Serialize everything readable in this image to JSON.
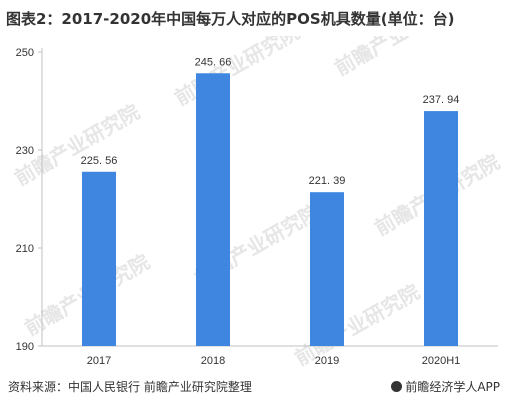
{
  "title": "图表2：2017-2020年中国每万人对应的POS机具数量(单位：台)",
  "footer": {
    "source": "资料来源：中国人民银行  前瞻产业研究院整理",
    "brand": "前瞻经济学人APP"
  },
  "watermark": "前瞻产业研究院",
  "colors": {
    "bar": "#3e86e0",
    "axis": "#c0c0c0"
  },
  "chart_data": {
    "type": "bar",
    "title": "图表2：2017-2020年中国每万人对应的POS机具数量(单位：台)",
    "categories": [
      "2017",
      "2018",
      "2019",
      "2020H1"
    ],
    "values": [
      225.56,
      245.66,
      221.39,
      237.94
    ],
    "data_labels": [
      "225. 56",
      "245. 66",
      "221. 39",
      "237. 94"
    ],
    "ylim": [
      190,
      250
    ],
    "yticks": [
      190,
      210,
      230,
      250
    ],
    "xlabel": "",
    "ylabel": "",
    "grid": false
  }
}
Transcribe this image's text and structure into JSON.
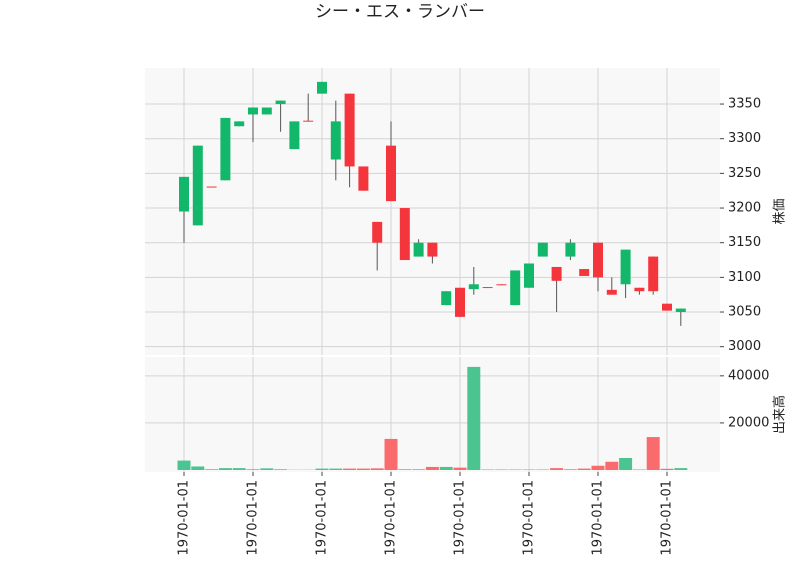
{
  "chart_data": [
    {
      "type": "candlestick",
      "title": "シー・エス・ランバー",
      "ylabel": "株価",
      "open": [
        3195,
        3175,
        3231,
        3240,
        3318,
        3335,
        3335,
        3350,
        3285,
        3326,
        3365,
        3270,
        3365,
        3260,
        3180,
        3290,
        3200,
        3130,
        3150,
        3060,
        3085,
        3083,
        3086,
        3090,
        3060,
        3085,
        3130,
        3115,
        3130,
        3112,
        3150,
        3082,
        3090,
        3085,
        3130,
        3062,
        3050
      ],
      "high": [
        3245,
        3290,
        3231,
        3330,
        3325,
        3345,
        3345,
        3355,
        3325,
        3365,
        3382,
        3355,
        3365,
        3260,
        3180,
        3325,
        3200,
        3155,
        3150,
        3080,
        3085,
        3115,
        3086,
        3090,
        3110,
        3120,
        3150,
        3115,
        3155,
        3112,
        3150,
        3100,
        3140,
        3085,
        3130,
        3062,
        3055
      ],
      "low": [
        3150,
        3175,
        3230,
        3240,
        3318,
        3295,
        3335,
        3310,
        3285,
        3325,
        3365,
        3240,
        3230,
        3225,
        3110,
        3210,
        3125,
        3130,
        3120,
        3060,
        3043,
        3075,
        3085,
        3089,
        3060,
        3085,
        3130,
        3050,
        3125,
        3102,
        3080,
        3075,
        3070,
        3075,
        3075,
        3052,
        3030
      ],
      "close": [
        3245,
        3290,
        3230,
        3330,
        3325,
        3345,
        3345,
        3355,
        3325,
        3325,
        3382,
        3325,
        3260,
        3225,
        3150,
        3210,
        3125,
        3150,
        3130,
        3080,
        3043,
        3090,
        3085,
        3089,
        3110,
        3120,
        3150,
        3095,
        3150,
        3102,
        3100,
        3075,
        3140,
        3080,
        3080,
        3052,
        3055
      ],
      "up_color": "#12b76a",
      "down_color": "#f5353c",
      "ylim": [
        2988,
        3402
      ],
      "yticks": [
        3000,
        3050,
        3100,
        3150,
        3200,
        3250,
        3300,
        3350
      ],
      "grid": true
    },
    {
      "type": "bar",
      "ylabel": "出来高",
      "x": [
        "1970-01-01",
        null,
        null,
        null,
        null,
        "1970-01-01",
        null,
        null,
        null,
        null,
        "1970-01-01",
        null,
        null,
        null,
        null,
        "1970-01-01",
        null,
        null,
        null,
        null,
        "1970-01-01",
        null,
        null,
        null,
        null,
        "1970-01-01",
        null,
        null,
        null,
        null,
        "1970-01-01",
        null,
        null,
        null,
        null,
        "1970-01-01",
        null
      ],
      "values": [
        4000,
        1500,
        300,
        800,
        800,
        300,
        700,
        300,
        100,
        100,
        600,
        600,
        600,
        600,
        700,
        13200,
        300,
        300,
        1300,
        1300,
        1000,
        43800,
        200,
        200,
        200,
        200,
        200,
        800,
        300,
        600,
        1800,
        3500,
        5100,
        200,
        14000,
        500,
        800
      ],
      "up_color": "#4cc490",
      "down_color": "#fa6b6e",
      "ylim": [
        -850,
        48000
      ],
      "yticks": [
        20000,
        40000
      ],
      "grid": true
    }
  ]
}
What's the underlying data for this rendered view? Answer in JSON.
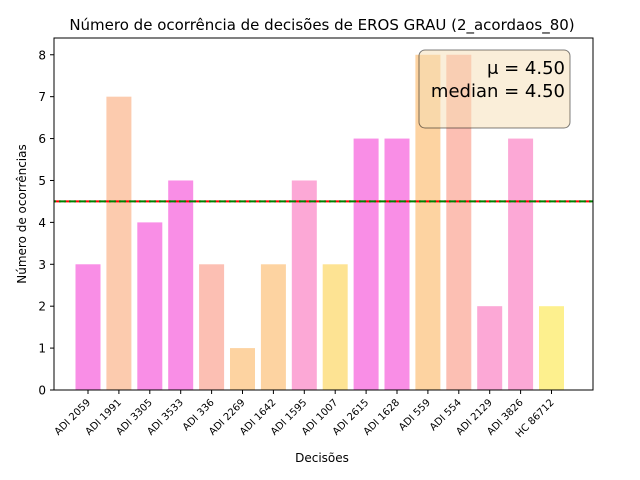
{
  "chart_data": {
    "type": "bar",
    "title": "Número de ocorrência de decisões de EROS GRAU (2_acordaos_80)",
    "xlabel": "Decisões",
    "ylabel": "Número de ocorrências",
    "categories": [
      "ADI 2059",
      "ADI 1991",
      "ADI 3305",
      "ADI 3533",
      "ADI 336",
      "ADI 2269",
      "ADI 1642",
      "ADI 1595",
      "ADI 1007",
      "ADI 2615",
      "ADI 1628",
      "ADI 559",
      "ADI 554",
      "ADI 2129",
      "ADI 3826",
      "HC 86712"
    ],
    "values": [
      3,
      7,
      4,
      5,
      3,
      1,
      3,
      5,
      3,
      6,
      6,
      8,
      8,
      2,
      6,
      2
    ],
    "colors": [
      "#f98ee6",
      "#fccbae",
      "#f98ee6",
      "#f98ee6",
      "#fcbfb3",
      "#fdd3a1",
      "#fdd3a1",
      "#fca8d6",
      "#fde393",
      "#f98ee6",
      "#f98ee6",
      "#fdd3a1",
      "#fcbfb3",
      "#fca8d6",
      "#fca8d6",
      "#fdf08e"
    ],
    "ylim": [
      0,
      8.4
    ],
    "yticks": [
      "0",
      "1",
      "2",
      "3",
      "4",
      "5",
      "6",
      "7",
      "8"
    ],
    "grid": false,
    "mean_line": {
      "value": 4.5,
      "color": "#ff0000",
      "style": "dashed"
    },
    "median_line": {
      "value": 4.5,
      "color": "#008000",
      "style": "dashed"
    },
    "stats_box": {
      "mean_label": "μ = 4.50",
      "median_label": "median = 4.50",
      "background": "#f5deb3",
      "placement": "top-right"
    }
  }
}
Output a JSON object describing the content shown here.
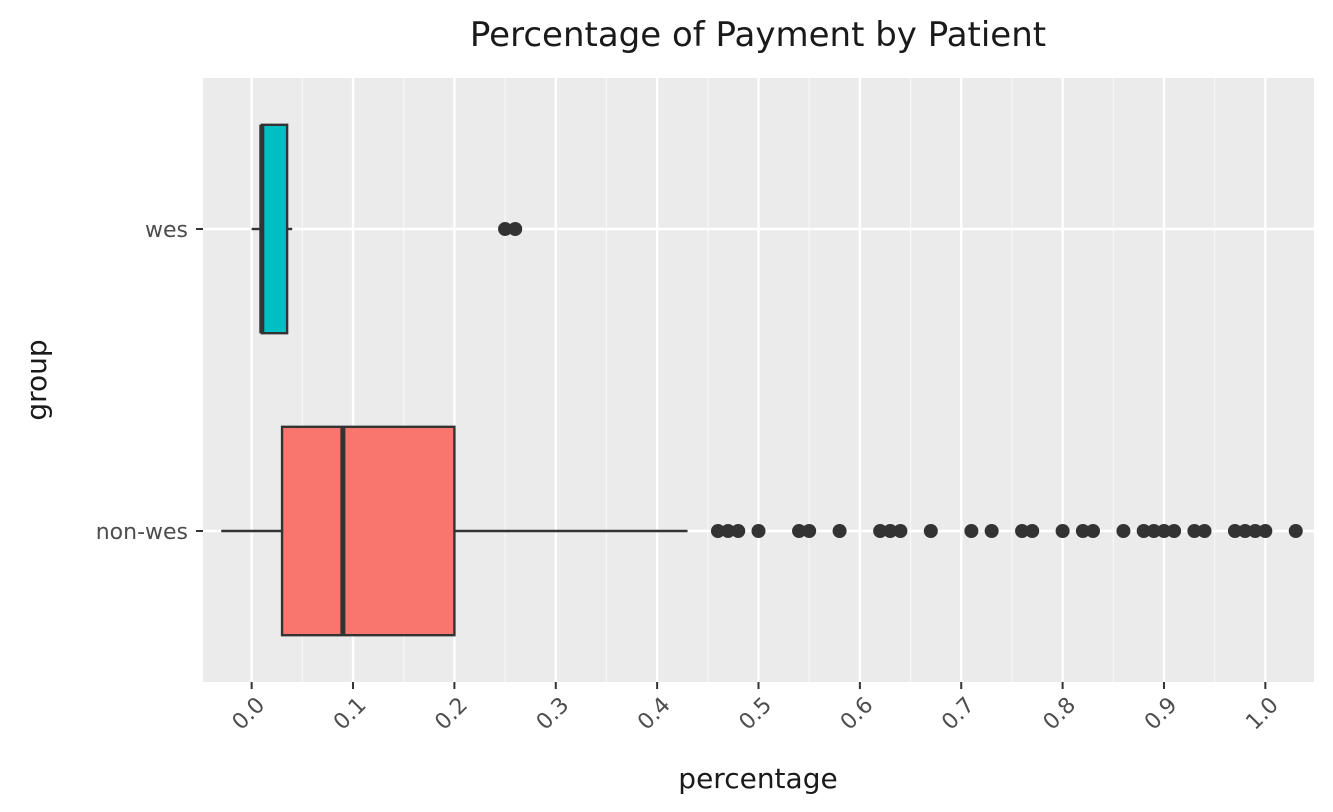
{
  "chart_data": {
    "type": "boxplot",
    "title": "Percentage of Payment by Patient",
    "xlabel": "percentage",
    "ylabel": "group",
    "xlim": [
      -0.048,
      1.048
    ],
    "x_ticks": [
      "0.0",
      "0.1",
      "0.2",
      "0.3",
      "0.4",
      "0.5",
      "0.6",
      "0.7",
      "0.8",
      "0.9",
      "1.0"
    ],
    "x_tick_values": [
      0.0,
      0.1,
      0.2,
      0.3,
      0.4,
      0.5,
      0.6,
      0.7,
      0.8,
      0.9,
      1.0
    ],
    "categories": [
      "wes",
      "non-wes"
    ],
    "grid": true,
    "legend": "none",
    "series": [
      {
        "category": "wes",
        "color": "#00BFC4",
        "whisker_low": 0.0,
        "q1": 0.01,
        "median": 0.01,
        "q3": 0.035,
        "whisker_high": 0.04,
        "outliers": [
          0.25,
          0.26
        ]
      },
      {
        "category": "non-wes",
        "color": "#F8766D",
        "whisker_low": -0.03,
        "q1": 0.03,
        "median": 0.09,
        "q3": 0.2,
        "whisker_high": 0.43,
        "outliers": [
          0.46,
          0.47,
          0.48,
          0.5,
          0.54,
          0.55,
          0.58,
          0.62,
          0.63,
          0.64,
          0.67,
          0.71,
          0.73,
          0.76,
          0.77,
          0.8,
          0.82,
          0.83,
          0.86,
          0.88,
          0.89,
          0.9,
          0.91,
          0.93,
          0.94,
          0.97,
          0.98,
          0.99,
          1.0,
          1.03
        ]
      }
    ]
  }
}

> [INSTRUCTIONS FOR THE TASK] Nothing in the entries should change as you copy them, except that the pictures are left out.

> [COMPLETE ANSWER]
Serialize everything readable in this image to JSON.
{
  "title": "图表2：2017-2020年中国每万人对应的POS机具数量(单位：台)",
  "footer": {
    "source": "资料来源：中国人民银行  前瞻产业研究院整理",
    "brand": "前瞻经济学人APP"
  },
  "watermark": "前瞻产业研究院",
  "colors": {
    "bar": "#3e86e0",
    "axis": "#c0c0c0"
  },
  "chart_data": {
    "type": "bar",
    "title": "图表2：2017-2020年中国每万人对应的POS机具数量(单位：台)",
    "categories": [
      "2017",
      "2018",
      "2019",
      "2020H1"
    ],
    "values": [
      225.56,
      245.66,
      221.39,
      237.94
    ],
    "data_labels": [
      "225. 56",
      "245. 66",
      "221. 39",
      "237. 94"
    ],
    "ylim": [
      190,
      250
    ],
    "yticks": [
      190,
      210,
      230,
      250
    ],
    "xlabel": "",
    "ylabel": "",
    "grid": false
  }
}
Transcribe this image's text and structure into JSON.
{
  "chart_data": [
    {
      "type": "candlestick",
      "title": "シー・エス・ランバー",
      "ylabel": "株価",
      "open": [
        3195,
        3175,
        3231,
        3240,
        3318,
        3335,
        3335,
        3350,
        3285,
        3326,
        3365,
        3270,
        3365,
        3260,
        3180,
        3290,
        3200,
        3130,
        3150,
        3060,
        3085,
        3083,
        3086,
        3090,
        3060,
        3085,
        3130,
        3115,
        3130,
        3112,
        3150,
        3082,
        3090,
        3085,
        3130,
        3062,
        3050
      ],
      "high": [
        3245,
        3290,
        3231,
        3330,
        3325,
        3345,
        3345,
        3355,
        3325,
        3365,
        3382,
        3355,
        3365,
        3260,
        3180,
        3325,
        3200,
        3155,
        3150,
        3080,
        3085,
        3115,
        3086,
        3090,
        3110,
        3120,
        3150,
        3115,
        3155,
        3112,
        3150,
        3100,
        3140,
        3085,
        3130,
        3062,
        3055
      ],
      "low": [
        3150,
        3175,
        3230,
        3240,
        3318,
        3295,
        3335,
        3310,
        3285,
        3325,
        3365,
        3240,
        3230,
        3225,
        3110,
        3210,
        3125,
        3130,
        3120,
        3060,
        3043,
        3075,
        3085,
        3089,
        3060,
        3085,
        3130,
        3050,
        3125,
        3102,
        3080,
        3075,
        3070,
        3075,
        3075,
        3052,
        3030
      ],
      "close": [
        3245,
        3290,
        3230,
        3330,
        3325,
        3345,
        3345,
        3355,
        3325,
        3325,
        3382,
        3325,
        3260,
        3225,
        3150,
        3210,
        3125,
        3150,
        3130,
        3080,
        3043,
        3090,
        3085,
        3089,
        3110,
        3120,
        3150,
        3095,
        3150,
        3102,
        3100,
        3075,
        3140,
        3080,
        3080,
        3052,
        3055
      ],
      "up_color": "#12b76a",
      "down_color": "#f5353c",
      "ylim": [
        2988,
        3402
      ],
      "yticks": [
        3000,
        3050,
        3100,
        3150,
        3200,
        3250,
        3300,
        3350
      ],
      "grid": true
    },
    {
      "type": "bar",
      "ylabel": "出来高",
      "x": [
        "1970-01-01",
        null,
        null,
        null,
        null,
        "1970-01-01",
        null,
        null,
        null,
        null,
        "1970-01-01",
        null,
        null,
        null,
        null,
        "1970-01-01",
        null,
        null,
        null,
        null,
        "1970-01-01",
        null,
        null,
        null,
        null,
        "1970-01-01",
        null,
        null,
        null,
        null,
        "1970-01-01",
        null,
        null,
        null,
        null,
        "1970-01-01",
        null
      ],
      "values": [
        4000,
        1500,
        300,
        800,
        800,
        300,
        700,
        300,
        100,
        100,
        600,
        600,
        600,
        600,
        700,
        13200,
        300,
        300,
        1300,
        1300,
        1000,
        43800,
        200,
        200,
        200,
        200,
        200,
        800,
        300,
        600,
        1800,
        3500,
        5100,
        200,
        14000,
        500,
        800
      ],
      "up_color": "#4cc490",
      "down_color": "#fa6b6e",
      "ylim": [
        -850,
        48000
      ],
      "yticks": [
        20000,
        40000
      ],
      "grid": true
    }
  ]
}
What's the underlying data for this rendered view? Answer in JSON.
{
  "chart_data": {
    "type": "bar",
    "title": "Número de ocorrência de decisões de EROS GRAU (2_acordaos_80)",
    "xlabel": "Decisões",
    "ylabel": "Número de ocorrências",
    "categories": [
      "ADI 2059",
      "ADI 1991",
      "ADI 3305",
      "ADI 3533",
      "ADI 336",
      "ADI 2269",
      "ADI 1642",
      "ADI 1595",
      "ADI 1007",
      "ADI 2615",
      "ADI 1628",
      "ADI 559",
      "ADI 554",
      "ADI 2129",
      "ADI 3826",
      "HC 86712"
    ],
    "values": [
      3,
      7,
      4,
      5,
      3,
      1,
      3,
      5,
      3,
      6,
      6,
      8,
      8,
      2,
      6,
      2
    ],
    "colors": [
      "#f98ee6",
      "#fccbae",
      "#f98ee6",
      "#f98ee6",
      "#fcbfb3",
      "#fdd3a1",
      "#fdd3a1",
      "#fca8d6",
      "#fde393",
      "#f98ee6",
      "#f98ee6",
      "#fdd3a1",
      "#fcbfb3",
      "#fca8d6",
      "#fca8d6",
      "#fdf08e"
    ],
    "ylim": [
      0,
      8.4
    ],
    "yticks": [
      "0",
      "1",
      "2",
      "3",
      "4",
      "5",
      "6",
      "7",
      "8"
    ],
    "grid": false,
    "mean_line": {
      "value": 4.5,
      "color": "#ff0000",
      "style": "dashed"
    },
    "median_line": {
      "value": 4.5,
      "color": "#008000",
      "style": "dashed"
    },
    "stats_box": {
      "mean_label": "μ = 4.50",
      "median_label": "median = 4.50",
      "background": "#f5deb3",
      "placement": "top-right"
    }
  }
}
Output a JSON object describing the content shown here.
{
  "chart_data": {
    "type": "boxplot",
    "title": "Percentage of Payment by Patient",
    "xlabel": "percentage",
    "ylabel": "group",
    "xlim": [
      -0.048,
      1.048
    ],
    "x_ticks": [
      "0.0",
      "0.1",
      "0.2",
      "0.3",
      "0.4",
      "0.5",
      "0.6",
      "0.7",
      "0.8",
      "0.9",
      "1.0"
    ],
    "x_tick_values": [
      0.0,
      0.1,
      0.2,
      0.3,
      0.4,
      0.5,
      0.6,
      0.7,
      0.8,
      0.9,
      1.0
    ],
    "categories": [
      "wes",
      "non-wes"
    ],
    "grid": true,
    "legend": "none",
    "series": [
      {
        "category": "wes",
        "color": "#00BFC4",
        "whisker_low": 0.0,
        "q1": 0.01,
        "median": 0.01,
        "q3": 0.035,
        "whisker_high": 0.04,
        "outliers": [
          0.25,
          0.26
        ]
      },
      {
        "category": "non-wes",
        "color": "#F8766D",
        "whisker_low": -0.03,
        "q1": 0.03,
        "median": 0.09,
        "q3": 0.2,
        "whisker_high": 0.43,
        "outliers": [
          0.46,
          0.47,
          0.48,
          0.5,
          0.54,
          0.55,
          0.58,
          0.62,
          0.63,
          0.64,
          0.67,
          0.71,
          0.73,
          0.76,
          0.77,
          0.8,
          0.82,
          0.83,
          0.86,
          0.88,
          0.89,
          0.9,
          0.91,
          0.93,
          0.94,
          0.97,
          0.98,
          0.99,
          1.0,
          1.03
        ]
      }
    ]
  }
}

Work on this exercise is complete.